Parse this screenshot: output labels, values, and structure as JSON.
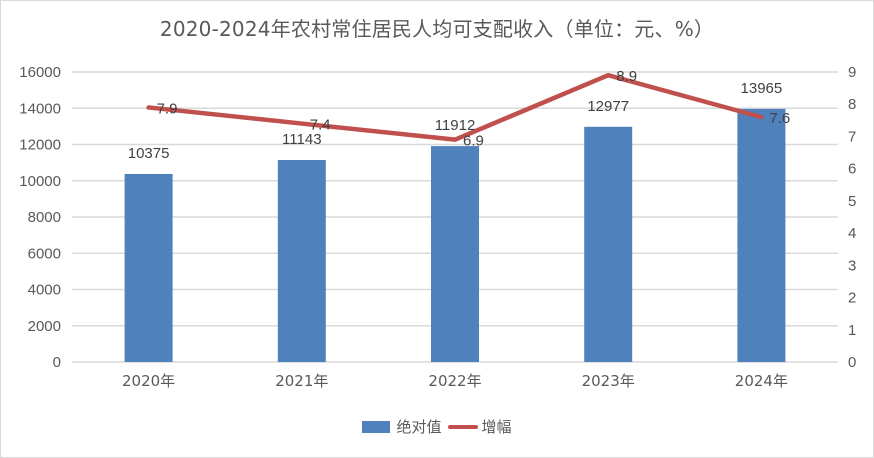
{
  "chart_data": {
    "type": "bar+line",
    "title": "2020-2024年农村常住居民人均可支配收入（单位：元、%）",
    "categories": [
      "2020年",
      "2021年",
      "2022年",
      "2023年",
      "2024年"
    ],
    "series": [
      {
        "name": "绝对值",
        "type": "bar",
        "axis": "left",
        "color": "#4f81bd",
        "values": [
          10375,
          11143,
          11912,
          12977,
          13965
        ]
      },
      {
        "name": "增幅",
        "type": "line",
        "axis": "right",
        "color": "#c0504d",
        "values": [
          7.9,
          7.4,
          6.9,
          8.9,
          7.6
        ]
      }
    ],
    "y_left": {
      "min": 0,
      "max": 16000,
      "step": 2000,
      "ticks": [
        "0",
        "2000",
        "4000",
        "6000",
        "8000",
        "10000",
        "12000",
        "14000",
        "16000"
      ]
    },
    "y_right": {
      "min": 0,
      "max": 9,
      "step": 1,
      "ticks": [
        "0",
        "1",
        "2",
        "3",
        "4",
        "5",
        "6",
        "7",
        "8",
        "9"
      ]
    },
    "xlabel": "",
    "ylabel": "",
    "grid": true,
    "legend_position": "bottom"
  },
  "legend": {
    "bar_label": "绝对值",
    "line_label": "增幅"
  }
}
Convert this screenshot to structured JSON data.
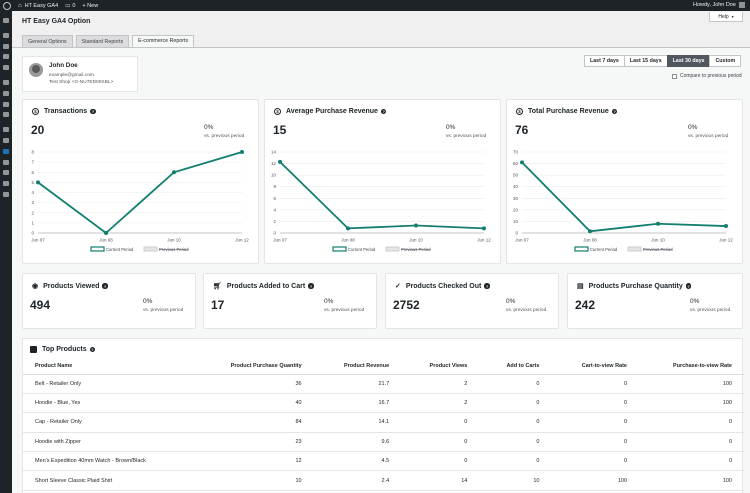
{
  "adminbar": {
    "site_name": "HT Easy GA4",
    "comments_count": "0",
    "new_label": "+ New",
    "howdy": "Howdy, John Doe"
  },
  "page": {
    "title": "HT Easy GA4 Option",
    "help_label": "Help"
  },
  "tabs": [
    {
      "label": "General Options",
      "active": false
    },
    {
      "label": "Standard Reports",
      "active": false
    },
    {
      "label": "E-commerce Reports",
      "active": true
    }
  ],
  "user": {
    "name": "John Doe",
    "email": "example@gmail.com",
    "property": "Test Shop <G-NU7ED00XBL>"
  },
  "date_range": {
    "options": [
      "Last 7 days",
      "Last 15 days",
      "Last 30 days",
      "Custom"
    ],
    "active": "Last 30 days",
    "compare_label": "Compare to previous period",
    "compare_checked": false
  },
  "charts_meta": [
    {
      "title": "Transactions",
      "value": "20",
      "pct": "0%",
      "vs": "vs. previous period"
    },
    {
      "title": "Average Purchase Revenue",
      "value": "15",
      "pct": "0%",
      "vs": "vs. previous period"
    },
    {
      "title": "Total Purchase Revenue",
      "value": "76",
      "pct": "0%",
      "vs": "vs. previous period"
    }
  ],
  "chart_data": [
    {
      "type": "line",
      "title": "Transactions",
      "categories": [
        "Jun 07",
        "Jun 08",
        "Jun 10",
        "Jun 12"
      ],
      "series": [
        {
          "name": "Current Period",
          "values": [
            5,
            0,
            6,
            8
          ]
        },
        {
          "name": "Previous Period",
          "values": [
            0,
            0,
            0,
            0
          ]
        }
      ],
      "ylim": [
        0,
        8
      ],
      "yticks": [
        "0",
        "1",
        "2",
        "3",
        "4",
        "5",
        "6",
        "7",
        "8"
      ],
      "legend": "bottom"
    },
    {
      "type": "line",
      "title": "Average Purchase Revenue",
      "categories": [
        "Jun 07",
        "Jun 08",
        "Jun 10",
        "Jun 12"
      ],
      "series": [
        {
          "name": "Current Period",
          "values": [
            12.3,
            0.8,
            1.3,
            0.8
          ]
        },
        {
          "name": "Previous Period",
          "values": [
            0,
            0,
            0,
            0
          ]
        }
      ],
      "ylim": [
        0,
        14
      ],
      "yticks": [
        "0",
        "2",
        "4",
        "6",
        "8",
        "10",
        "12",
        "14"
      ],
      "legend": "bottom"
    },
    {
      "type": "line",
      "title": "Total Purchase Revenue",
      "categories": [
        "Jun 07",
        "Jun 08",
        "Jun 10",
        "Jun 12"
      ],
      "series": [
        {
          "name": "Current Period",
          "values": [
            61,
            1.5,
            8,
            6
          ]
        },
        {
          "name": "Previous Period",
          "values": [
            0,
            0,
            0,
            0
          ]
        }
      ],
      "ylim": [
        0,
        70
      ],
      "yticks": [
        "0",
        "10",
        "20",
        "30",
        "40",
        "50",
        "60",
        "70"
      ],
      "legend": "bottom"
    }
  ],
  "legend": {
    "current": "Current Period",
    "previous": "Previous Period"
  },
  "stats": [
    {
      "title": "Products Viewed",
      "icon": "eye-icon",
      "value": "494",
      "pct": "0%",
      "vs": "vs. previous period"
    },
    {
      "title": "Products Added to Cart",
      "icon": "cart-icon",
      "value": "17",
      "pct": "0%",
      "vs": "vs. previous period"
    },
    {
      "title": "Products Checked Out",
      "icon": "check-icon",
      "value": "2752",
      "pct": "0%",
      "vs": "vs. previous period"
    },
    {
      "title": "Products Purchase Quantity",
      "icon": "receipt-icon",
      "value": "242",
      "pct": "0%",
      "vs": "vs. previous period"
    }
  ],
  "top_products": {
    "title": "Top Products",
    "columns": [
      "Product Name",
      "Product Purchase Quantity",
      "Product Revenue",
      "Product Views",
      "Add to Carts",
      "Cart-to-view Rate",
      "Purchase-to-view Rate"
    ],
    "rows": [
      [
        "Belt - Retailer Only",
        "36",
        "21.7",
        "2",
        "0",
        "0",
        "100"
      ],
      [
        "Hoodie - Blue, Yes",
        "40",
        "16.7",
        "2",
        "0",
        "0",
        "100"
      ],
      [
        "Cap - Retailer Only",
        "84",
        "14.1",
        "0",
        "0",
        "0",
        "0"
      ],
      [
        "Hoodie with Zipper",
        "23",
        "9.6",
        "0",
        "0",
        "0",
        "0"
      ],
      [
        "Men's Expedition 40mm Watch - Brown/Black",
        "12",
        "4.5",
        "0",
        "0",
        "0",
        "0"
      ],
      [
        "Short Sleeve Classic Plaid Shirt",
        "10",
        "2.4",
        "14",
        "10",
        "100",
        "100"
      ]
    ]
  },
  "colors": {
    "accent": "#117e6f",
    "previous": "#c3c4c7",
    "active_btn": "#50575e"
  }
}
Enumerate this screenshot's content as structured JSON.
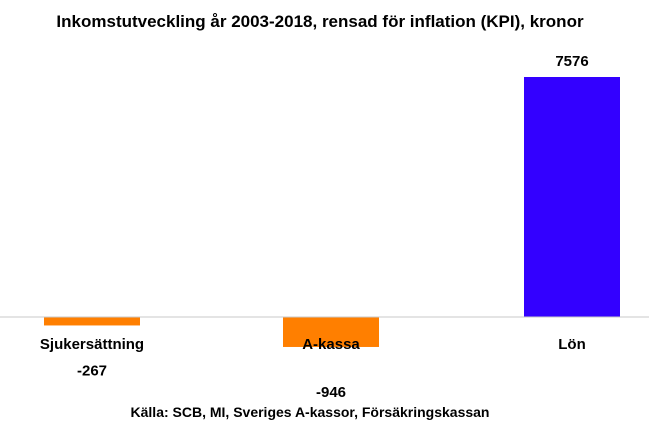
{
  "chart_data": {
    "type": "bar",
    "title": "Inkomstutveckling år 2003-2018, rensad för inflation (KPI), kronor",
    "categories": [
      "Sjukersättning",
      "A-kassa",
      "Lön"
    ],
    "values": [
      -267,
      -946,
      7576
    ],
    "value_labels": [
      "-267",
      "-946",
      "7576"
    ],
    "colors": [
      "#ff7f00",
      "#ff7f00",
      "#3300ff"
    ],
    "ylim": [
      -1000,
      8000
    ],
    "grid": false,
    "legend": "none",
    "source": "Källa: SCB, MI, Sveriges A-kassor, Försäkringskassan"
  }
}
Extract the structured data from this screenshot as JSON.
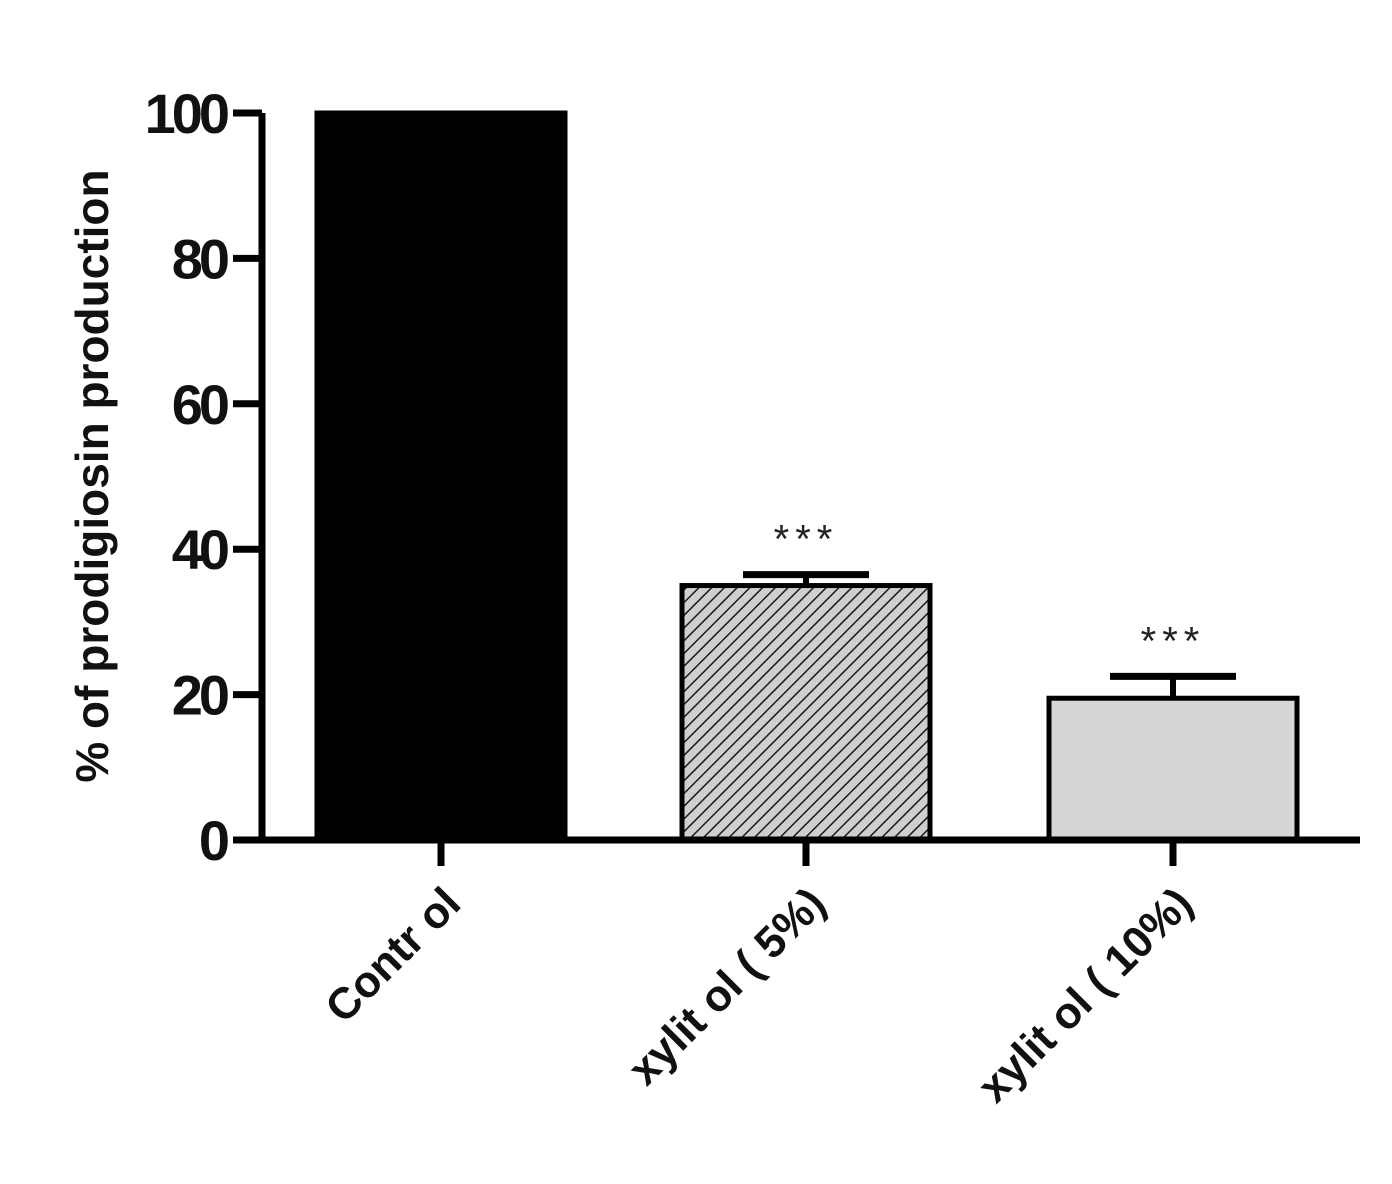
{
  "chart_data": {
    "type": "bar",
    "title": "",
    "xlabel": "",
    "ylabel": "% of prodigiosin production",
    "ylim": [
      0,
      100
    ],
    "yticks": [
      0,
      20,
      40,
      60,
      80,
      100
    ],
    "ytick_labels": [
      "0",
      "20",
      "40",
      "60",
      "80",
      "100"
    ],
    "categories": [
      "Contr ol",
      "xylit ol ( 5%)",
      "xylit ol ( 10%)"
    ],
    "values": [
      100,
      35,
      19.5
    ],
    "errors": [
      0,
      1.5,
      3
    ],
    "annotations": [
      "",
      "***",
      "***"
    ],
    "bar_fills": [
      "#000000",
      "hatch",
      "#d6d6d6"
    ],
    "grid": false,
    "legend": "none"
  }
}
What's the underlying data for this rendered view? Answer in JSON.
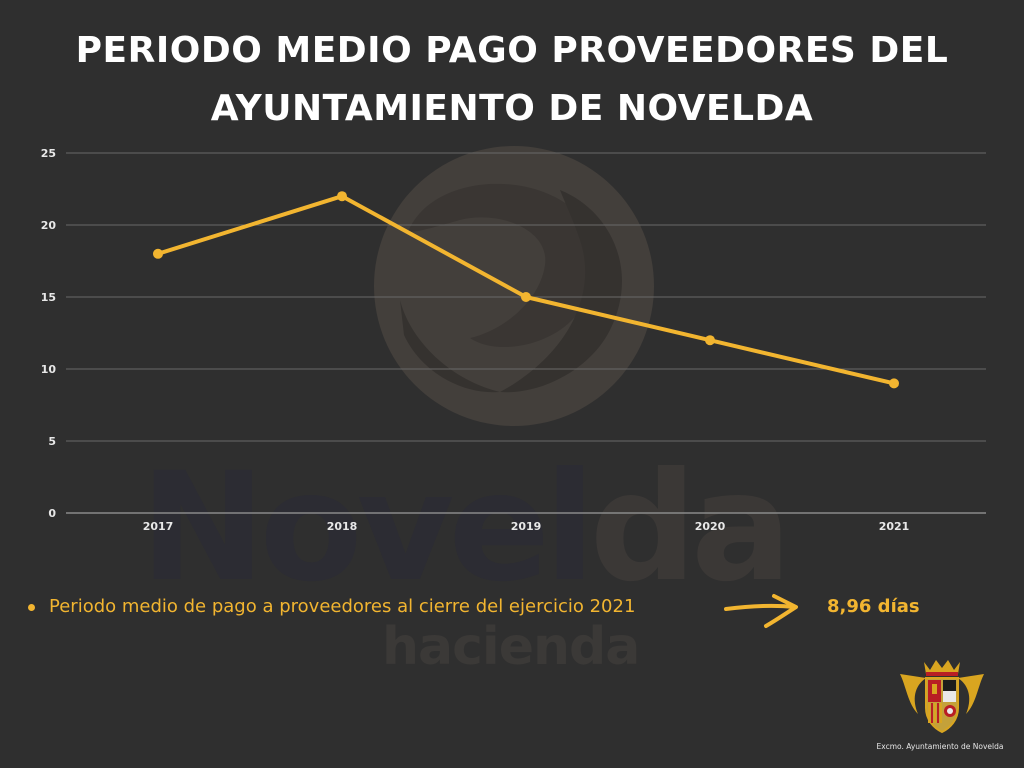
{
  "header": {
    "title_line1": "PERIODO MEDIO PAGO PROVEEDORES DEL",
    "title_line2": "AYUNTAMIENTO DE NOVELDA"
  },
  "watermark": {
    "word_part1": "Novel",
    "word_part2": "da",
    "subtitle": "hacienda"
  },
  "chart_data": {
    "type": "line",
    "x": [
      "2017",
      "2018",
      "2019",
      "2020",
      "2021"
    ],
    "series": [
      {
        "values": [
          18,
          22,
          15,
          12,
          9
        ]
      }
    ],
    "yticks": [
      0,
      5,
      10,
      15,
      20,
      25
    ],
    "ylim": [
      0,
      25
    ],
    "grid": true,
    "legend": "none",
    "line_color": "#f2b530",
    "grid_color": "#6a6a6a"
  },
  "note": {
    "text": "Periodo medio de pago a proveedores al cierre del ejercicio 2021",
    "value": "8,96 días",
    "color": "#f2b530"
  },
  "footer": {
    "crest_icon": "coat-of-arms-icon",
    "caption": "Excmo. Ayuntamiento de Novelda"
  }
}
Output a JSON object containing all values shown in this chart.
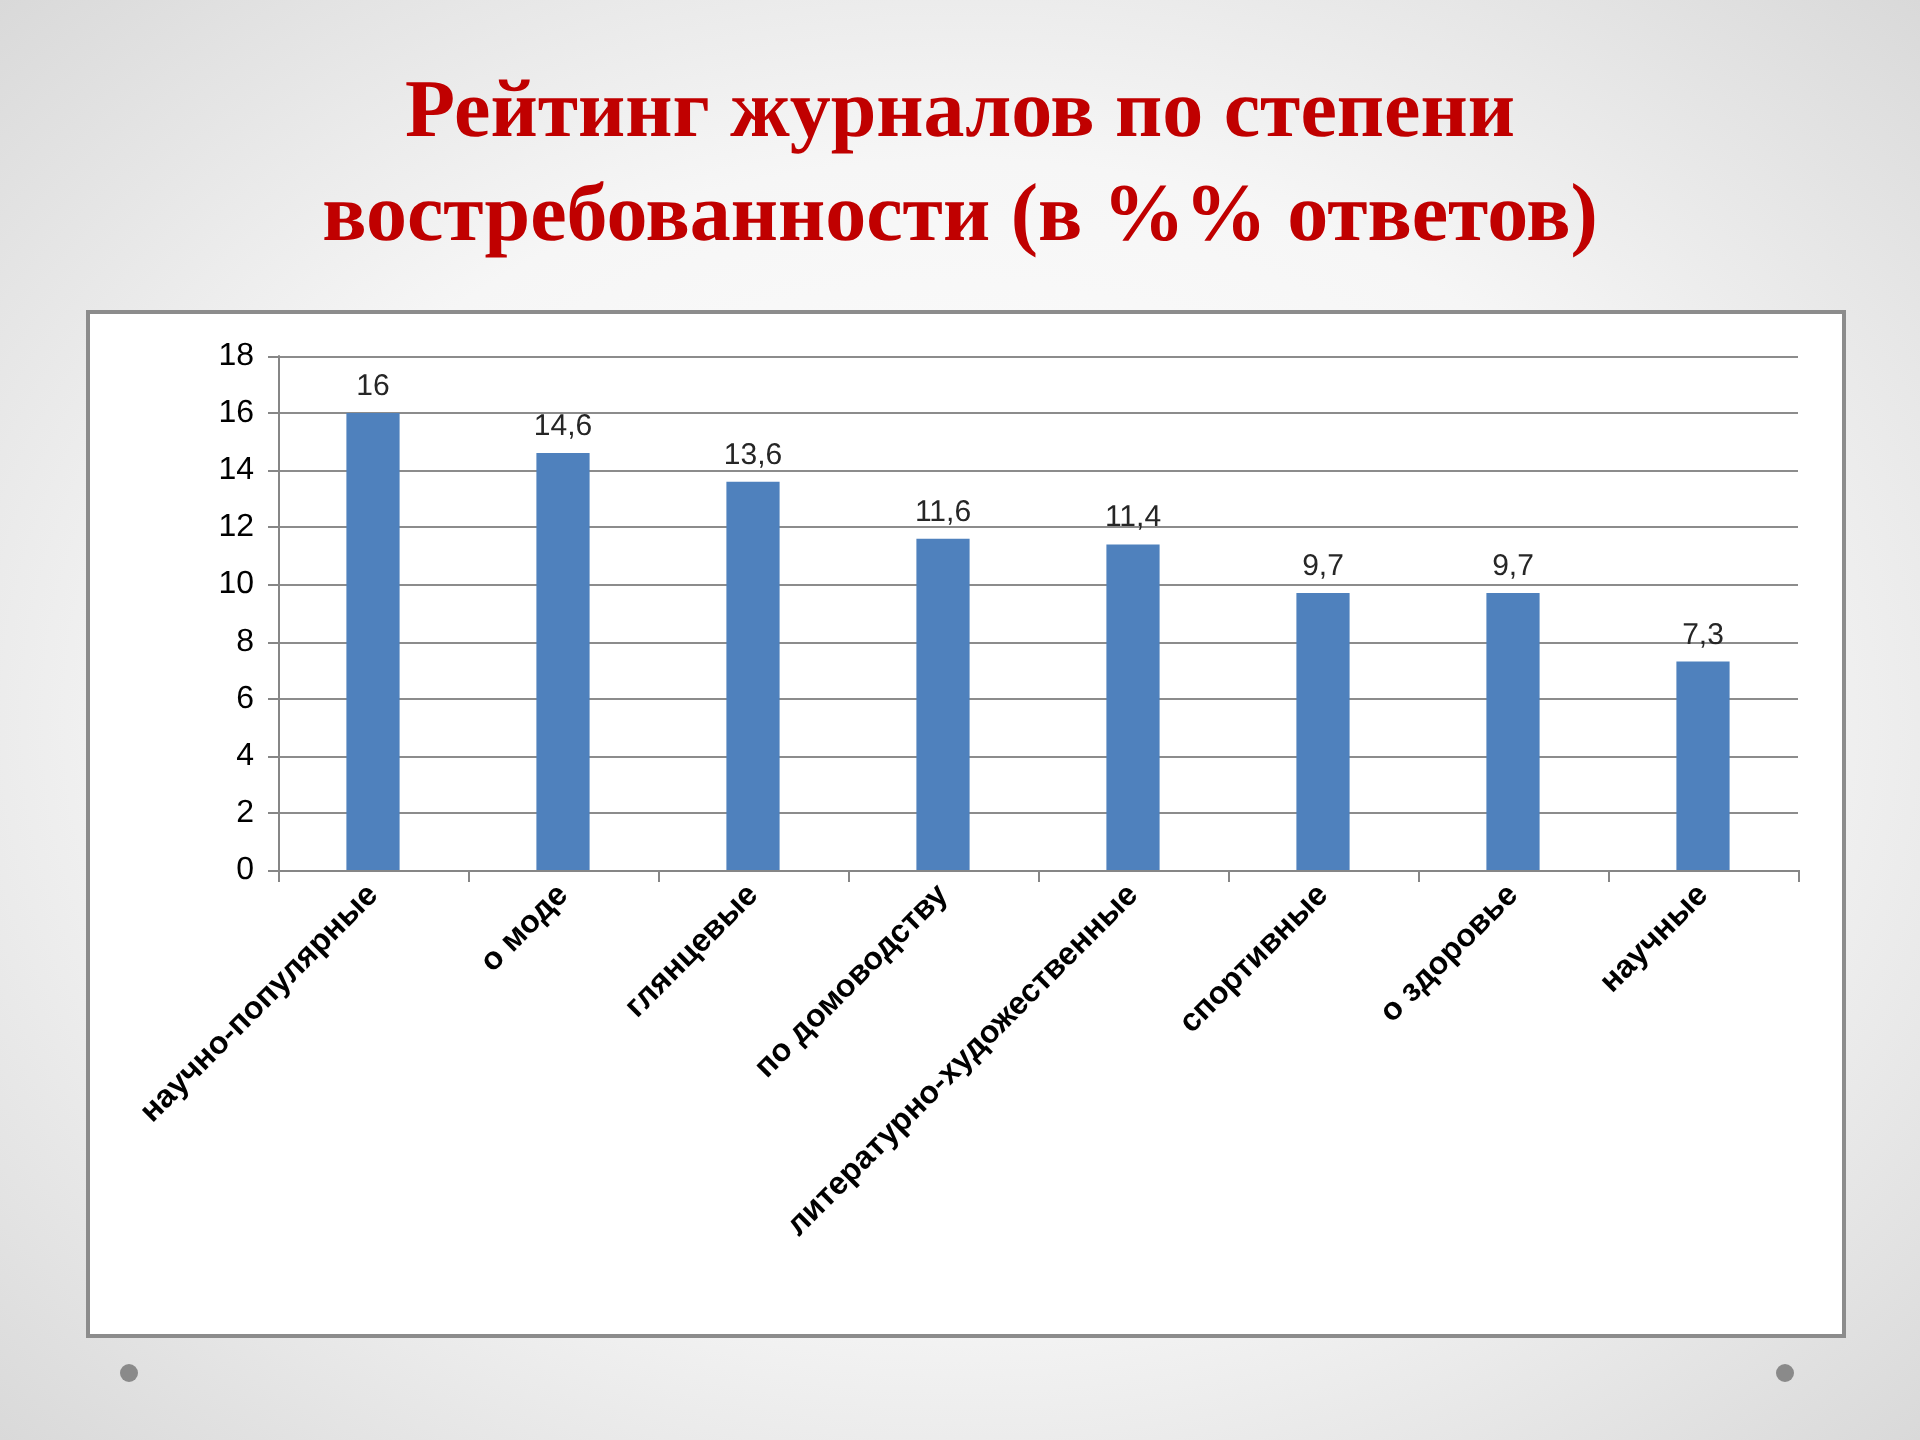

---+---

- Directions for this task
Respond with nothing but the number of lines in the entries that contain the string "Retailer".

- Reply
2